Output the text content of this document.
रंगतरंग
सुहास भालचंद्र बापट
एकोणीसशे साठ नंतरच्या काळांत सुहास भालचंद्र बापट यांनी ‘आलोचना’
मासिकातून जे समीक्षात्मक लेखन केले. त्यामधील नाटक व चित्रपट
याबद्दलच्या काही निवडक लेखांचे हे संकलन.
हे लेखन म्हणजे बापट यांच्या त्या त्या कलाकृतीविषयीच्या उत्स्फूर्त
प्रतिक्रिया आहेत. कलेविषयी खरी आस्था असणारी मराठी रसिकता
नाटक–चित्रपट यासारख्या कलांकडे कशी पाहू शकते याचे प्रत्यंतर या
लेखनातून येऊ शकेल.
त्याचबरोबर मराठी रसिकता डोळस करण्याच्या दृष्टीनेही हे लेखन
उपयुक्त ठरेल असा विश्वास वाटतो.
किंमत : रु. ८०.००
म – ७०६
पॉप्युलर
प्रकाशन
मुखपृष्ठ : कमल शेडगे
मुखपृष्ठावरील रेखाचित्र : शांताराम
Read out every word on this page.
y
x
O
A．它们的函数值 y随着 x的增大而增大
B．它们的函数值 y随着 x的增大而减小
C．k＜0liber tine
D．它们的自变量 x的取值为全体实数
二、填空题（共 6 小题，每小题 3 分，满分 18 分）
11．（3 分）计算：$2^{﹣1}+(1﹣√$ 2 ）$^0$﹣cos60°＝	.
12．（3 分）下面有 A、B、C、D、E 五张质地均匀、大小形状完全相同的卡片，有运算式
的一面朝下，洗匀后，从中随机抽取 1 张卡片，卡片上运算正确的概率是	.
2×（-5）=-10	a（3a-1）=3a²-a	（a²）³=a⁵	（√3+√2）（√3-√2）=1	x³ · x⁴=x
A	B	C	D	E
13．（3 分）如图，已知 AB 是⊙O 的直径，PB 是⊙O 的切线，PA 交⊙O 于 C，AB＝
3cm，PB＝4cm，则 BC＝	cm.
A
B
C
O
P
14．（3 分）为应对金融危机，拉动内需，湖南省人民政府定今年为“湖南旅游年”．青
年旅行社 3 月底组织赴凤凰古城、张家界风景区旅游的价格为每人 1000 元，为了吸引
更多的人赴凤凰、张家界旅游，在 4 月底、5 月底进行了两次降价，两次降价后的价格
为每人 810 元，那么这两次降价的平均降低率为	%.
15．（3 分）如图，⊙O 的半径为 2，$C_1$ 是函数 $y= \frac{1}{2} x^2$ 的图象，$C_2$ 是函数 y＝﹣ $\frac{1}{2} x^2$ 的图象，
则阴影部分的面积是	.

===

Give the number of lines containing the word "它们的函数值". No other answer is needed.

2